◆ **INSTRUCTION**
How many lines in the records below hold the string "Zoom"? Answer with the number alone.

◆ **INPUT FOR THIS TASK**
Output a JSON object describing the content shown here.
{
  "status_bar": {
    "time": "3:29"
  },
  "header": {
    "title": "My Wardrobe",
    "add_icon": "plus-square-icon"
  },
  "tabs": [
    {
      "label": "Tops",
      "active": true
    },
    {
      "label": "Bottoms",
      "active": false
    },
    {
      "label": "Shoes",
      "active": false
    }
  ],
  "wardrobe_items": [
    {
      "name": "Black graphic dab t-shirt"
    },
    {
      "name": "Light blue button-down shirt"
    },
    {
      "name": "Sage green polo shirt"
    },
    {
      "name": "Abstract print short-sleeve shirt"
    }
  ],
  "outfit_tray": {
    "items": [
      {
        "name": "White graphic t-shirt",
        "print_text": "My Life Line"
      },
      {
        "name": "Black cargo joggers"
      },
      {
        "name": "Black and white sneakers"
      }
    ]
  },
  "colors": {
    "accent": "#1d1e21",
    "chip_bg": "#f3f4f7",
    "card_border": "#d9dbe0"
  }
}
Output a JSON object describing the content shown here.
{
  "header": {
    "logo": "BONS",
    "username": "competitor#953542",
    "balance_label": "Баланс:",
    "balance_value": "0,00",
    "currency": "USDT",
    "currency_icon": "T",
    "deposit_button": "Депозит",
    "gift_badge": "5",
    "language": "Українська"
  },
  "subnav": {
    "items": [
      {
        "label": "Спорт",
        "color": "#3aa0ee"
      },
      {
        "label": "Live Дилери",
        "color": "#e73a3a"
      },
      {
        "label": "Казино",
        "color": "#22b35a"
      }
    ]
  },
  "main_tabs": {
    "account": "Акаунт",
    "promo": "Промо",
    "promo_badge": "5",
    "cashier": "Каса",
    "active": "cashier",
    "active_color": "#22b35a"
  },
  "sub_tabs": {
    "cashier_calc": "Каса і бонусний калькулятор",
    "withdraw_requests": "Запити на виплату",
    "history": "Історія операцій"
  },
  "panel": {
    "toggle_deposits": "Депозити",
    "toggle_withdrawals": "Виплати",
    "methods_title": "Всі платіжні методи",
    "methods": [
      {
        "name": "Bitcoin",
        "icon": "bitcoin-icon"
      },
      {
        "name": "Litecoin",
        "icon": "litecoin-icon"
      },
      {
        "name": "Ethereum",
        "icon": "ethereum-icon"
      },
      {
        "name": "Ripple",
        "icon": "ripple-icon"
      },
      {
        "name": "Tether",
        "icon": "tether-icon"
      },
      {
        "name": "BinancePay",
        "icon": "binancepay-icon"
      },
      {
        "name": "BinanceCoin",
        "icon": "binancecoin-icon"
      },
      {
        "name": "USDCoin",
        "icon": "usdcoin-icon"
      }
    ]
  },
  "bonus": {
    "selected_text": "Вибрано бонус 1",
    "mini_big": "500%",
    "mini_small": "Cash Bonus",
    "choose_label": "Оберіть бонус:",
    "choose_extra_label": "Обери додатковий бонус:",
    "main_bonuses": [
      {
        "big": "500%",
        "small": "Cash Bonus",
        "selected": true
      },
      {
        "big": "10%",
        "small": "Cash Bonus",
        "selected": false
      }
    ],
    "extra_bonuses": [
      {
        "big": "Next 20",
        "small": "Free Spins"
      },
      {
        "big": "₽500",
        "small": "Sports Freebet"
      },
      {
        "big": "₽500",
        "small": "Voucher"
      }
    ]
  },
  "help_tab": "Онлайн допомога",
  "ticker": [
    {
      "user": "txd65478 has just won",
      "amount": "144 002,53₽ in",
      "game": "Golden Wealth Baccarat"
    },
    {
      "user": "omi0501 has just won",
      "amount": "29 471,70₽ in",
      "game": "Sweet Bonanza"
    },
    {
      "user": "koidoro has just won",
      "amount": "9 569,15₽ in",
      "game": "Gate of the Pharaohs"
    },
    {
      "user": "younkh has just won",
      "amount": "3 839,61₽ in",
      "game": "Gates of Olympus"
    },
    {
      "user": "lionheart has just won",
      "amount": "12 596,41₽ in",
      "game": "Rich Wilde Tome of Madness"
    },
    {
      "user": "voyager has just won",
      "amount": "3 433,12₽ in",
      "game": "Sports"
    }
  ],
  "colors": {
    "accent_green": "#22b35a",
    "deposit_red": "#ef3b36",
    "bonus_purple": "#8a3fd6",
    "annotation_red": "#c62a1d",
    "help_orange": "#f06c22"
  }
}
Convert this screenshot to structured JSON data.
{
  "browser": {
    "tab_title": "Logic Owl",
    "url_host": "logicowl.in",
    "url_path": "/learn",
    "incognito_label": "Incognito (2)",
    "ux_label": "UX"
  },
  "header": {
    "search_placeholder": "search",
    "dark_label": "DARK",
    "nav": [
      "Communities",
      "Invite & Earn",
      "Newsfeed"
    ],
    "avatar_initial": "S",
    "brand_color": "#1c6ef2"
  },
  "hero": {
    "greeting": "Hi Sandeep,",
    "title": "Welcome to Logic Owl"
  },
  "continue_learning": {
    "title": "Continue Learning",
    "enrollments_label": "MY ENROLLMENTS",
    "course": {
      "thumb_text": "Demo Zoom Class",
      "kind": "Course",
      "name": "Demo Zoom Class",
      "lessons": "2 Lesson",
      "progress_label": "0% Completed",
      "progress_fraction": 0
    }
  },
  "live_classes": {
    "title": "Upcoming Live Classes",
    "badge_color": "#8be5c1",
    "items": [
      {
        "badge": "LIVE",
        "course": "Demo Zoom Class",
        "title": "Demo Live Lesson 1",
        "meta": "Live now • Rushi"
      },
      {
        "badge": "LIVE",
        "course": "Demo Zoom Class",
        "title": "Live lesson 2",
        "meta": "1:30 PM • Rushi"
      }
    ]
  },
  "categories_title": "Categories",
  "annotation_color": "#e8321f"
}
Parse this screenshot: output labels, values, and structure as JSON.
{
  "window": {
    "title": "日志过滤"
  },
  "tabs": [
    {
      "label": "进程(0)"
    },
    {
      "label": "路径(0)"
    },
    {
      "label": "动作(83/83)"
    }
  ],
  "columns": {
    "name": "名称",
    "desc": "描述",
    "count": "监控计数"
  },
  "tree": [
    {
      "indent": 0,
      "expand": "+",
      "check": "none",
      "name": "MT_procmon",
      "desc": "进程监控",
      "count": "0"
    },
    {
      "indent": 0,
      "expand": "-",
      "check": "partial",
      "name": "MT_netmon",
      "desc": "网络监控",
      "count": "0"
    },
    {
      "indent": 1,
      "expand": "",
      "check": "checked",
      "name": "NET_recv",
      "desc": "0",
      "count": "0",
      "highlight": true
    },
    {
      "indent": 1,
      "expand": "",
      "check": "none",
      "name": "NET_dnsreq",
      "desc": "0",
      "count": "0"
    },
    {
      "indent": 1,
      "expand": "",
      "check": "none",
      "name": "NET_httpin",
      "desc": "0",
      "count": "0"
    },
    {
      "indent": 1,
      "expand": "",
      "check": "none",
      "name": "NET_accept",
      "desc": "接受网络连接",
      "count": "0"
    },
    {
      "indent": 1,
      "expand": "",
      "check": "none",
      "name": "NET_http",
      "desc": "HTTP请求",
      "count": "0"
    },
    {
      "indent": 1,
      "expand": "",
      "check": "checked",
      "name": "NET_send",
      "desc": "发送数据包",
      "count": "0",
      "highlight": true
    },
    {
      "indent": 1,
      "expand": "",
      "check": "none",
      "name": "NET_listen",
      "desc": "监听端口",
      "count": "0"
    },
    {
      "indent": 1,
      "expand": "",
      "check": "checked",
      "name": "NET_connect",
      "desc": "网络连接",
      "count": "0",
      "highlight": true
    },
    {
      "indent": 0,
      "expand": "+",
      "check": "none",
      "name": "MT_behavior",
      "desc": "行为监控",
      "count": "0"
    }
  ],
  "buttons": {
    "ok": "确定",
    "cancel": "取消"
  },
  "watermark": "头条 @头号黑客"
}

◆ **WORKED ANSWER**
4